Adaptive, simplified design system colors

I’m a very intuitive person, and while I think I’ve developed good taste, I don’t usually know how to turn a blank page into something beautiful. I do, however, know how to turn a blank page into something functional.

Rather than attempt to develop my latent intuition with established theory, I generally prefer to build stuff, mess around, and try new things. I suppose you could say I’m more interested in mining new technical raw material that could be applied by a more sophisticated designer, should it prove useful. Kind of like how theoretical mathematicians develop theories in the hopes that they will someday see practical application.

I started building my ‘design system’ (which, honestly, hardly deserves the name) a few years ago when it became clear that I am cursed to always be working on way too many side projects. I didn’t want to have to reinvent the button every time!

Critically, this was also the time when I finally dropped my prejudice against utility class styling like Tailwind and, within a few weeks, completely repolarized to love it. Only Tailwind seemed too pedestrian… too easy… no, I made a snap decision to marry myself (and all my future projects) to UnoCSS.

Story made short: this was a good idea. So here’s some of the fun things I’ve built with it.

■ Requirement A
Summarize the design system colors page above in two sentences.

■ Materials provided
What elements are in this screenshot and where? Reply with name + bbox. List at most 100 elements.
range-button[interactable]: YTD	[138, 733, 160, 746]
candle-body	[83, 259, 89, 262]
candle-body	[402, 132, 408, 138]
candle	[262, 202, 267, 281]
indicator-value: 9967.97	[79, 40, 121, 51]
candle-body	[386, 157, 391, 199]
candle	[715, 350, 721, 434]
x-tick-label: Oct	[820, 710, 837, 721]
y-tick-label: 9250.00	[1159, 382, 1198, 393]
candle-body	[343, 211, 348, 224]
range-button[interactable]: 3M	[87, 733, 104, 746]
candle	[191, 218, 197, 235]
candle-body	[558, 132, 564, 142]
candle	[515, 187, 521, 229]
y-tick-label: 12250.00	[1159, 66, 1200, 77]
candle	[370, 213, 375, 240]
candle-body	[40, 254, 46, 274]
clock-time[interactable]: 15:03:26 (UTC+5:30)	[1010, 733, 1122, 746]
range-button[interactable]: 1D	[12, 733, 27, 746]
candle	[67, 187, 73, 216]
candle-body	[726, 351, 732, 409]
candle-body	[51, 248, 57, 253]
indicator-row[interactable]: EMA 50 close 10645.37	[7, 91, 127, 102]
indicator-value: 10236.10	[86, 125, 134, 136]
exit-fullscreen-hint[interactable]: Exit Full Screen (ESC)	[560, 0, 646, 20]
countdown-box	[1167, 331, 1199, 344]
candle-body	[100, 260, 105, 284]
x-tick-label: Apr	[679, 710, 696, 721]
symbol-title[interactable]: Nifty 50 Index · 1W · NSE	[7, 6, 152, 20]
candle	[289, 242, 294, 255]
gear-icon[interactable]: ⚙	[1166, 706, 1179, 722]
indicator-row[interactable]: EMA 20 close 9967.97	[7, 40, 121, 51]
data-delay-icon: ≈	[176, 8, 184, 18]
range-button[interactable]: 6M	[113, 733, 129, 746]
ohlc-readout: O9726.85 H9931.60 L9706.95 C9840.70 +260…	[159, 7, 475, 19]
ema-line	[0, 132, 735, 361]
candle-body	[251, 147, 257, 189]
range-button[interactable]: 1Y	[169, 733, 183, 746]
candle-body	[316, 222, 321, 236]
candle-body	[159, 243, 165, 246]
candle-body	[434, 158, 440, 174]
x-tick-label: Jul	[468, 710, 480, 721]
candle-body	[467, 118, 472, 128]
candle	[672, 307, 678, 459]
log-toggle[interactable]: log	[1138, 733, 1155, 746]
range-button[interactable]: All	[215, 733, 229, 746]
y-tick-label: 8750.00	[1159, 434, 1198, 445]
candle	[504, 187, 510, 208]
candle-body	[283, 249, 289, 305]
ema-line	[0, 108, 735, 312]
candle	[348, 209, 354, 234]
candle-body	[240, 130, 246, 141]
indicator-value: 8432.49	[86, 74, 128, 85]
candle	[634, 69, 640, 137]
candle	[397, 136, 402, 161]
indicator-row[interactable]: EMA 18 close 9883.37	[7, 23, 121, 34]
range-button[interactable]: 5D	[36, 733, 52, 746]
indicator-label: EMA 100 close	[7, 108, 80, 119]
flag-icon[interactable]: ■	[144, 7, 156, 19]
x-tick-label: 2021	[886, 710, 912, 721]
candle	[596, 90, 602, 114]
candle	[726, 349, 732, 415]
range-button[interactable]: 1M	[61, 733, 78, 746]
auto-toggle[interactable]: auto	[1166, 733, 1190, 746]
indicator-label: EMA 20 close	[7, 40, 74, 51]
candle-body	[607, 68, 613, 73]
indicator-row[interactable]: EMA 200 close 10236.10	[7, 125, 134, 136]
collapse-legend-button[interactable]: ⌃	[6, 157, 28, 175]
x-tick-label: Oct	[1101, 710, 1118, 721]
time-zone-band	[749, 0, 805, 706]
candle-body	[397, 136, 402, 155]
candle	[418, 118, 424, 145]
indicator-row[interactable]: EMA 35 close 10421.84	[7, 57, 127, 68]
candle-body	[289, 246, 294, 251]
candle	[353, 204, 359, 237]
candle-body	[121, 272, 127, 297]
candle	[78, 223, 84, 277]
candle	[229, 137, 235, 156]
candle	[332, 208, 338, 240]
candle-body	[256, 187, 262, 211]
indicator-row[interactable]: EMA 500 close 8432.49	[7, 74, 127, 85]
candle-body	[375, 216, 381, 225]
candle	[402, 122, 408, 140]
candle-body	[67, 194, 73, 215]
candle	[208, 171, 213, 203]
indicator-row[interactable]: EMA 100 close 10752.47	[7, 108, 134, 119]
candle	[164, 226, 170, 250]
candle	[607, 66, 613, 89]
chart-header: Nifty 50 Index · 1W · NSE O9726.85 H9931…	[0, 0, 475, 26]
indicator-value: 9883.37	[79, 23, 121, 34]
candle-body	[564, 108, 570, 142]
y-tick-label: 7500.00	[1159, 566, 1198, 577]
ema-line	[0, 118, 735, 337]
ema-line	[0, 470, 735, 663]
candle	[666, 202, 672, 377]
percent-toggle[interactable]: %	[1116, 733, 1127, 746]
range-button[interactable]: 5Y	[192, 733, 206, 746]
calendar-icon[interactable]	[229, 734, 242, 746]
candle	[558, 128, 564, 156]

■ Requirement B
Pull out every line of the entries that contains the string "Index", matching case exactly.

■ Expected answer A
The writer prefers building things and trying new ideas over studying established theory, and started a simple design system a few years ago to avoid reinventing the button across many side projects. Around that time, the writer came to love utility class styling and committed to UnoCSS, which proved to be a good idea.

■ Expected answer B
symbol-title[interactable]: Nifty 50 Index · 1W · NSE	[7, 6, 152, 20]
chart-header: Nifty 50 Index · 1W · NSE O9726.85 H9931…	[0, 0, 475, 26]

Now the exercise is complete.